## Instructions to follow:
Reproduce the entries in full, with no changes.

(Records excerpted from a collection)
--
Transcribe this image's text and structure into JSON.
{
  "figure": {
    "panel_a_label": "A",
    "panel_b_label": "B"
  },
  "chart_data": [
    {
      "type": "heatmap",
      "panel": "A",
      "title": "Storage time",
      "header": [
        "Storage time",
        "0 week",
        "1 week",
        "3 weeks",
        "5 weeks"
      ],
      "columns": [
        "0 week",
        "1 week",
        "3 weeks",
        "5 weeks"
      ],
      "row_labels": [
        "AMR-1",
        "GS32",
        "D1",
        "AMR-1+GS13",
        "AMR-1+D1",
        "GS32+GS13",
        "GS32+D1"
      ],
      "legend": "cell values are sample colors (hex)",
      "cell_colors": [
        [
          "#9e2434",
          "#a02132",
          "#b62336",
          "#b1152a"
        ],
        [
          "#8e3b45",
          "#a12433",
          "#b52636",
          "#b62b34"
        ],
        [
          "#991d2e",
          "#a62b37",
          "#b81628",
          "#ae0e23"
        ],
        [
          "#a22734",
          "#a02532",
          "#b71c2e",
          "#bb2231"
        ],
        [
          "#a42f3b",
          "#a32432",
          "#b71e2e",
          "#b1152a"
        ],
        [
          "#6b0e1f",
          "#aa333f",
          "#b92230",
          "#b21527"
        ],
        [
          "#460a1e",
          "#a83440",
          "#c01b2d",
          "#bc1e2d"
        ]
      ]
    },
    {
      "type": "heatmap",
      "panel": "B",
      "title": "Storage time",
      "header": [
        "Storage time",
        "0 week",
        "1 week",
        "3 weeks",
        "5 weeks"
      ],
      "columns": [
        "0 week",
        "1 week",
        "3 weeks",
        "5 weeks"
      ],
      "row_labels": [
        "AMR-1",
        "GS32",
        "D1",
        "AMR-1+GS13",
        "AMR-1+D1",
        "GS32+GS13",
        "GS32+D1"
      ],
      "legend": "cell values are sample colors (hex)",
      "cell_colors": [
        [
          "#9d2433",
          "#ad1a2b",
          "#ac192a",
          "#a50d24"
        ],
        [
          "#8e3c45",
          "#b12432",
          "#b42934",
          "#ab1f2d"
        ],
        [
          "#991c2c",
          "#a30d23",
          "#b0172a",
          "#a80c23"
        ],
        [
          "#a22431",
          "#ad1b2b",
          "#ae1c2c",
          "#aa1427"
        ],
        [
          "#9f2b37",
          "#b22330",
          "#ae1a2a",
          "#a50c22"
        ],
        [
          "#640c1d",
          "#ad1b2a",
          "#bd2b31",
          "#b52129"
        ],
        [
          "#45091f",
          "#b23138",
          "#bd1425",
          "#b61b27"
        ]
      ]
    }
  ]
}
--
## Exercise result:
Transcribe this image's text and structure into JSON.
{
  "figure": {
    "panel_a_label": "A",
    "panel_b_label": "B"
  },
  "chart_data": [
    {
      "type": "heatmap",
      "panel": "A",
      "title": "Storage time",
      "header": [
        "Storage time",
        "0 week",
        "1 week",
        "3 weeks",
        "5 weeks"
      ],
      "columns": [
        "0 week",
        "1 week",
        "3 weeks",
        "5 weeks"
      ],
      "row_labels": [
        "AMR-1",
        "GS32",
        "D1",
        "AMR-1+GS13",
        "AMR-1+D1",
        "GS32+GS13",
        "GS32+D1"
      ],
      "legend": "cell values are sample colors (hex)",
      "cell_colors": [
        [
          "#9e2434",
          "#a02132",
          "#b62336",
          "#b1152a"
        ],
        [
          "#8e3b45",
          "#a12433",
          "#b52636",
          "#b62b34"
        ],
        [
          "#991d2e",
          "#a62b37",
          "#b81628",
          "#ae0e23"
        ],
        [
          "#a22734",
          "#a02532",
          "#b71c2e",
          "#bb2231"
        ],
        [
          "#a42f3b",
          "#a32432",
          "#b71e2e",
          "#b1152a"
        ],
        [
          "#6b0e1f",
          "#aa333f",
          "#b92230",
          "#b21527"
        ],
        [
          "#460a1e",
          "#a83440",
          "#c01b2d",
          "#bc1e2d"
        ]
      ]
    },
    {
      "type": "heatmap",
      "panel": "B",
      "title": "Storage time",
      "header": [
        "Storage time",
        "0 week",
        "1 week",
        "3 weeks",
        "5 weeks"
      ],
      "columns": [
        "0 week",
        "1 week",
        "3 weeks",
        "5 weeks"
      ],
      "row_labels": [
        "AMR-1",
        "GS32",
        "D1",
        "AMR-1+GS13",
        "AMR-1+D1",
        "GS32+GS13",
        "GS32+D1"
      ],
      "legend": "cell values are sample colors (hex)",
      "cell_colors": [
        [
          "#9d2433",
          "#ad1a2b",
          "#ac192a",
          "#a50d24"
        ],
        [
          "#8e3c45",
          "#b12432",
          "#b42934",
          "#ab1f2d"
        ],
        [
          "#991c2c",
          "#a30d23",
          "#b0172a",
          "#a80c23"
        ],
        [
          "#a22431",
          "#ad1b2b",
          "#ae1c2c",
          "#aa1427"
        ],
        [
          "#9f2b37",
          "#b22330",
          "#ae1a2a",
          "#a50c22"
        ],
        [
          "#640c1d",
          "#ad1b2a",
          "#bd2b31",
          "#b52129"
        ],
        [
          "#45091f",
          "#b23138",
          "#bd1425",
          "#b61b27"
        ]
      ]
    }
  ]
}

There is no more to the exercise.